#### [Prompt]
Retype all of the entries below without changing anything.

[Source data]
══════════════════════════════

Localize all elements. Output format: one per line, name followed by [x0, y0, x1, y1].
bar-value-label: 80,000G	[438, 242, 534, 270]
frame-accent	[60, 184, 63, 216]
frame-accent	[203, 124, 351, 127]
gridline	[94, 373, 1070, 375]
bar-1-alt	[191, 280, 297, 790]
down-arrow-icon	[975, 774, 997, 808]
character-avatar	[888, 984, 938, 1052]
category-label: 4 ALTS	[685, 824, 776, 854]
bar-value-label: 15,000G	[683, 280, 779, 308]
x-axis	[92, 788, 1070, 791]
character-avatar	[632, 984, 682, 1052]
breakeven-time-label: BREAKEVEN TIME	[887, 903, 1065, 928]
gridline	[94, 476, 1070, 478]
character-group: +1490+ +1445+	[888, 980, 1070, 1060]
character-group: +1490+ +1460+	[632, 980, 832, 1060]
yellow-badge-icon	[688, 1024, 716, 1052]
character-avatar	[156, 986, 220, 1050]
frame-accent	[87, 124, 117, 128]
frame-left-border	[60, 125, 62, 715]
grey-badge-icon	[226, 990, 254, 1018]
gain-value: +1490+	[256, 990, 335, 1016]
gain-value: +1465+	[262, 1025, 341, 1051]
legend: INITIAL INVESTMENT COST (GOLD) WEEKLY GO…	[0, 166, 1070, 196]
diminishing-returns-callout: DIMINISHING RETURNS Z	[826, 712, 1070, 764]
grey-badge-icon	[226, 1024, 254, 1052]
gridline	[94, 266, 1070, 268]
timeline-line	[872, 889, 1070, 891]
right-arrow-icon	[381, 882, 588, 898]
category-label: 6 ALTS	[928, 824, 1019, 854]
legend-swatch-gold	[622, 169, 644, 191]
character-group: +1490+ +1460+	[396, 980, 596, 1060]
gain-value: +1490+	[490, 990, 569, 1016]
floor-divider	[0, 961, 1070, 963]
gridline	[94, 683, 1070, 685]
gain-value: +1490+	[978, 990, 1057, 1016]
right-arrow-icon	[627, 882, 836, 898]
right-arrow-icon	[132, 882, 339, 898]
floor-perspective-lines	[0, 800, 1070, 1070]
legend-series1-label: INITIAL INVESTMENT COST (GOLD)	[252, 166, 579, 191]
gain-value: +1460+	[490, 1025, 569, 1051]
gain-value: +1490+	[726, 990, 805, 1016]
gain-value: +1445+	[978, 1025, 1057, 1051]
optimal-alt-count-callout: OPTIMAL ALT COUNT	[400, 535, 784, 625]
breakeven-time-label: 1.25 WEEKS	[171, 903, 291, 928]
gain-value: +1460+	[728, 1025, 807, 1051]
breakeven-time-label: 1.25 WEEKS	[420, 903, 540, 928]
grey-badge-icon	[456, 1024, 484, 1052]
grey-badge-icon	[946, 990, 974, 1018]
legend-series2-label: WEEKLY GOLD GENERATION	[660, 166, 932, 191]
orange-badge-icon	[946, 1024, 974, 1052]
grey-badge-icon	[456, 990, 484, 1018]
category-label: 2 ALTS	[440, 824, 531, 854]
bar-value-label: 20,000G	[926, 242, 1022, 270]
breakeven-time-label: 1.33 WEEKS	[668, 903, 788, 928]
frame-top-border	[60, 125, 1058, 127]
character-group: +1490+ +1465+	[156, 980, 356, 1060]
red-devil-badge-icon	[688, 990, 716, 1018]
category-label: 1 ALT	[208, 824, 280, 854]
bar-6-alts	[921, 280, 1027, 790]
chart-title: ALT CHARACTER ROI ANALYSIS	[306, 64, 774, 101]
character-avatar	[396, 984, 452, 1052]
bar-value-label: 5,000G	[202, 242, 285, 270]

══════════════════════════════

#### [Output of the task]
Localize all elements. Output format: one per line, name followed by [x0, y0, x1, y1].
bar-value-label: 80,000G	[438, 242, 534, 270]
frame-accent	[60, 184, 63, 216]
frame-accent	[203, 124, 351, 127]
gridline	[94, 373, 1070, 375]
bar-1-alt	[191, 280, 297, 790]
down-arrow-icon	[975, 774, 997, 808]
character-avatar	[888, 984, 938, 1052]
category-label: 4 ALTS	[685, 824, 776, 854]
bar-value-label: 15,000G	[683, 280, 779, 308]
x-axis	[92, 788, 1070, 791]
character-avatar	[632, 984, 682, 1052]
breakeven-time-label: BREAKEVEN TIME	[887, 903, 1065, 928]
gridline	[94, 476, 1070, 478]
character-group: +1490+ +1445+	[888, 980, 1070, 1060]
character-group: +1490+ +1460+	[632, 980, 832, 1060]
yellow-badge-icon	[688, 1024, 716, 1052]
character-avatar	[156, 986, 220, 1050]
frame-accent	[87, 124, 117, 128]
frame-left-border	[60, 125, 62, 715]
grey-badge-icon	[226, 990, 254, 1018]
gain-value: +1490+	[256, 990, 335, 1016]
gain-value: +1465+	[262, 1025, 341, 1051]
legend: INITIAL INVESTMENT COST (GOLD) WEEKLY GO…	[0, 166, 1070, 196]
diminishing-returns-callout: DIMINISHING RETURNS Z	[826, 712, 1070, 764]
grey-badge-icon	[226, 1024, 254, 1052]
gridline	[94, 266, 1070, 268]
timeline-line	[872, 889, 1070, 891]
right-arrow-icon	[381, 882, 588, 898]
category-label: 6 ALTS	[928, 824, 1019, 854]
legend-swatch-gold	[622, 169, 644, 191]
character-group: +1490+ +1460+	[396, 980, 596, 1060]
gain-value: +1490+	[490, 990, 569, 1016]
floor-divider	[0, 961, 1070, 963]
gridline	[94, 683, 1070, 685]
gain-value: +1490+	[978, 990, 1057, 1016]
right-arrow-icon	[627, 882, 836, 898]
right-arrow-icon	[132, 882, 339, 898]
floor-perspective-lines	[0, 800, 1070, 1070]
legend-series1-label: INITIAL INVESTMENT COST (GOLD)	[252, 166, 579, 191]
gain-value: +1460+	[490, 1025, 569, 1051]
gain-value: +1490+	[726, 990, 805, 1016]
gain-value: +1445+	[978, 1025, 1057, 1051]
optimal-alt-count-callout: OPTIMAL ALT COUNT	[400, 535, 784, 625]
breakeven-time-label: 1.25 WEEKS	[171, 903, 291, 928]
gain-value: +1460+	[728, 1025, 807, 1051]
breakeven-time-label: 1.25 WEEKS	[420, 903, 540, 928]
grey-badge-icon	[456, 1024, 484, 1052]
grey-badge-icon	[946, 990, 974, 1018]
legend-series2-label: WEEKLY GOLD GENERATION	[660, 166, 932, 191]
orange-badge-icon	[946, 1024, 974, 1052]
grey-badge-icon	[456, 990, 484, 1018]
category-label: 2 ALTS	[440, 824, 531, 854]
bar-value-label: 20,000G	[926, 242, 1022, 270]
breakeven-time-label: 1.33 WEEKS	[668, 903, 788, 928]
frame-top-border	[60, 125, 1058, 127]
character-group: +1490+ +1465+	[156, 980, 356, 1060]
red-devil-badge-icon	[688, 990, 716, 1018]
category-label: 1 ALT	[208, 824, 280, 854]
bar-6-alts	[921, 280, 1027, 790]
chart-title: ALT CHARACTER ROI ANALYSIS	[306, 64, 774, 101]
character-avatar	[396, 984, 452, 1052]
bar-value-label: 5,000G	[202, 242, 285, 270]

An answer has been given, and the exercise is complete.